(Saved data entries)
---*---
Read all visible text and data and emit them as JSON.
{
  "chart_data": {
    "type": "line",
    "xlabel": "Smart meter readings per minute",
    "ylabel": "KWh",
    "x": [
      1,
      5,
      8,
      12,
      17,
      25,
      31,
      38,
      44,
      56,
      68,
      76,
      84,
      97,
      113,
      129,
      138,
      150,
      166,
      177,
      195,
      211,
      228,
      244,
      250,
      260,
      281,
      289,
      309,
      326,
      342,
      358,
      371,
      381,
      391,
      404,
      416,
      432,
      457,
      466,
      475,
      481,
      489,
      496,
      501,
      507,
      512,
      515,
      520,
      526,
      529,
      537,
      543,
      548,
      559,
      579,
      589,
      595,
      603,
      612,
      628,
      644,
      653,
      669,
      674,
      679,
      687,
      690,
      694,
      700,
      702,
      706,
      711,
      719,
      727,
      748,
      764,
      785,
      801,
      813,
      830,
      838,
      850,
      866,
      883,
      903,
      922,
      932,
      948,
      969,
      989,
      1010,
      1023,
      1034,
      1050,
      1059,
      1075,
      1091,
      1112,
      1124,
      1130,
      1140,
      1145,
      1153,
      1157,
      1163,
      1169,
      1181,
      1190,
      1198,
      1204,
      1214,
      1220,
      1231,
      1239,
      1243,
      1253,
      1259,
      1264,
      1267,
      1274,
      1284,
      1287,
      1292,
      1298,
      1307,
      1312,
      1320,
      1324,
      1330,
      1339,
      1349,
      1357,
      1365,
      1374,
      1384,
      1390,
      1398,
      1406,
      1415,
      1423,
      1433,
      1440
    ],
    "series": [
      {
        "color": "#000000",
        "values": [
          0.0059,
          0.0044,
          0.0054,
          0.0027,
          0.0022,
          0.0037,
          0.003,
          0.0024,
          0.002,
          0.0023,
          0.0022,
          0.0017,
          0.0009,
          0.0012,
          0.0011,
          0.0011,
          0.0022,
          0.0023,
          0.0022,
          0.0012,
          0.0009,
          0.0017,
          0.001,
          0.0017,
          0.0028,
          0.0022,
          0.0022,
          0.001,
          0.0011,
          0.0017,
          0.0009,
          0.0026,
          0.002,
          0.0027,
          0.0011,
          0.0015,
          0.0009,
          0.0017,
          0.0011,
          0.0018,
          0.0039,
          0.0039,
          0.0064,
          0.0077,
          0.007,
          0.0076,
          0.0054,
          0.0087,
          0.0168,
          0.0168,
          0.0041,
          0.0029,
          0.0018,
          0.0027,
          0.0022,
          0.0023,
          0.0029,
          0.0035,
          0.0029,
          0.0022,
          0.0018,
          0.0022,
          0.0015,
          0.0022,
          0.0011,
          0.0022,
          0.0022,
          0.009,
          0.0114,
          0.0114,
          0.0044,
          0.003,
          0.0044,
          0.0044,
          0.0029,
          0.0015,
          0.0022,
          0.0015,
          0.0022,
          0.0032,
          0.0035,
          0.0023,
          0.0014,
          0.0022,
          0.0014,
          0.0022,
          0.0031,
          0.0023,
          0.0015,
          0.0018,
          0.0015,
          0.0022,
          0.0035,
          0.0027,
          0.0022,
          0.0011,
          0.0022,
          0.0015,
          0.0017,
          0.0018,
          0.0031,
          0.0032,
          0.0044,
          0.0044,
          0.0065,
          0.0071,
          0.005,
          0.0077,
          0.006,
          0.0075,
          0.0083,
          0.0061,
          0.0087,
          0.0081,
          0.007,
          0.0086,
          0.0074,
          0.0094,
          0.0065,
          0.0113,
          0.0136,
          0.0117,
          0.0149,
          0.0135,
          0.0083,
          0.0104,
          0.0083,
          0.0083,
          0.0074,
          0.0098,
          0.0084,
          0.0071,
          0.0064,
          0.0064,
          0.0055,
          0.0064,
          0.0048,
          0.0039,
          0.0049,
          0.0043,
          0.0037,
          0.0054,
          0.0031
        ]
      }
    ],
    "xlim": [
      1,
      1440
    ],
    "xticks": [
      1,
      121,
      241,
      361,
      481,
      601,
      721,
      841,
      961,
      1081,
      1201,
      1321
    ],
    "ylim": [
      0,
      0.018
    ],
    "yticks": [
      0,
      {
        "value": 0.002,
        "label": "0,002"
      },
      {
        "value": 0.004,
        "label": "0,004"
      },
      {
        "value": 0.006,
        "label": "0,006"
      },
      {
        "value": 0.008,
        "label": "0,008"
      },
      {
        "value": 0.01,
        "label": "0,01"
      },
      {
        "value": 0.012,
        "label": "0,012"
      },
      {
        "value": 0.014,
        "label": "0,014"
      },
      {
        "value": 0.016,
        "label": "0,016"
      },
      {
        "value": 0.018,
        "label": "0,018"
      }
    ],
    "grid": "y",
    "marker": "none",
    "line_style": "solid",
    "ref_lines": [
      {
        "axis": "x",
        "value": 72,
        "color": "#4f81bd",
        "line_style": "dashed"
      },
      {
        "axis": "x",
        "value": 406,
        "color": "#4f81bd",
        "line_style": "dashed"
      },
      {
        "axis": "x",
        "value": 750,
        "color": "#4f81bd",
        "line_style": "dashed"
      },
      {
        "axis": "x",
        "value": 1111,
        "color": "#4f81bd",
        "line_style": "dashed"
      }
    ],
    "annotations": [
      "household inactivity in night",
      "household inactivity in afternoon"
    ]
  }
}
---*---
» What you need to do
State the number of lines that contain the string "inactivity", with no other words.

» Finished task
2